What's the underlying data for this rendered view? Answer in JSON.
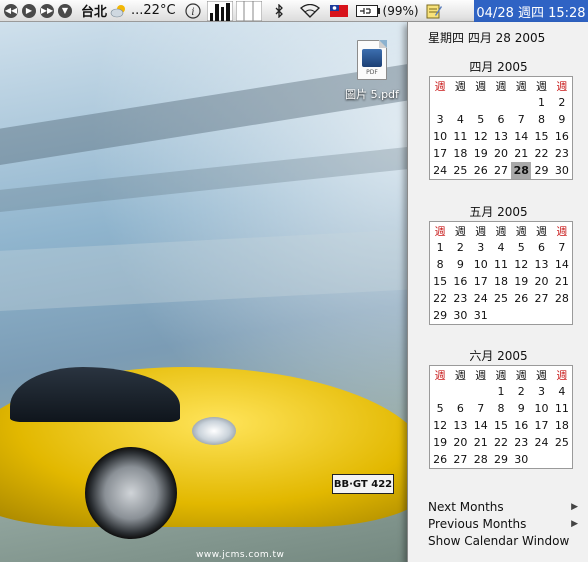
{
  "menubar": {
    "media_buttons": [
      "prev-icon",
      "play-icon",
      "next-icon",
      "eject-icon"
    ],
    "weather": {
      "city": "台北",
      "icon": "cloud-sun-icon",
      "temp": "...22°C"
    },
    "status_icons": [
      "info-icon",
      "cpu-meter-icon",
      "disk-meter-icon",
      "bluetooth-icon",
      "wifi-icon",
      "flag-icon",
      "battery-icon",
      "note-icon"
    ],
    "battery_pct": "(99%)",
    "clock": "04/28 週四 15:28"
  },
  "desktop": {
    "file": {
      "name": "圖片 5.pdf",
      "badge": "PDF"
    },
    "plate": "BB·GT 422",
    "watermark": "www.jcms.com.tw"
  },
  "menu": {
    "current_date": "星期四 四月 28 2005",
    "weekday_header": [
      "週",
      "週",
      "週",
      "週",
      "週",
      "週",
      "週"
    ],
    "months": [
      {
        "title": "四月 2005",
        "first_weekday": 5,
        "days": 30,
        "today": 28
      },
      {
        "title": "五月 2005",
        "first_weekday": 0,
        "days": 31,
        "today": null
      },
      {
        "title": "六月 2005",
        "first_weekday": 3,
        "days": 30,
        "today": null
      }
    ],
    "items": [
      {
        "label": "Next Months",
        "submenu": true
      },
      {
        "label": "Previous Months",
        "submenu": true
      },
      {
        "label": "Show Calendar Window",
        "submenu": false
      }
    ]
  }
}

_ _ _ _

→ Your goal:
Quote the data above in full, leaving out the pictures it holds.

→ Complete answer:
What's the underlying data for this rendered view? Answer in JSON.
{
  "menubar": {
    "media_buttons": [
      "prev-icon",
      "play-icon",
      "next-icon",
      "eject-icon"
    ],
    "weather": {
      "city": "台北",
      "icon": "cloud-sun-icon",
      "temp": "...22°C"
    },
    "status_icons": [
      "info-icon",
      "cpu-meter-icon",
      "disk-meter-icon",
      "bluetooth-icon",
      "wifi-icon",
      "flag-icon",
      "battery-icon",
      "note-icon"
    ],
    "battery_pct": "(99%)",
    "clock": "04/28 週四 15:28"
  },
  "desktop": {
    "file": {
      "name": "圖片 5.pdf",
      "badge": "PDF"
    },
    "plate": "BB·GT 422",
    "watermark": "www.jcms.com.tw"
  },
  "menu": {
    "current_date": "星期四 四月 28 2005",
    "weekday_header": [
      "週",
      "週",
      "週",
      "週",
      "週",
      "週",
      "週"
    ],
    "months": [
      {
        "title": "四月 2005",
        "first_weekday": 5,
        "days": 30,
        "today": 28
      },
      {
        "title": "五月 2005",
        "first_weekday": 0,
        "days": 31,
        "today": null
      },
      {
        "title": "六月 2005",
        "first_weekday": 3,
        "days": 30,
        "today": null
      }
    ],
    "items": [
      {
        "label": "Next Months",
        "submenu": true
      },
      {
        "label": "Previous Months",
        "submenu": true
      },
      {
        "label": "Show Calendar Window",
        "submenu": false
      }
    ]
  }
}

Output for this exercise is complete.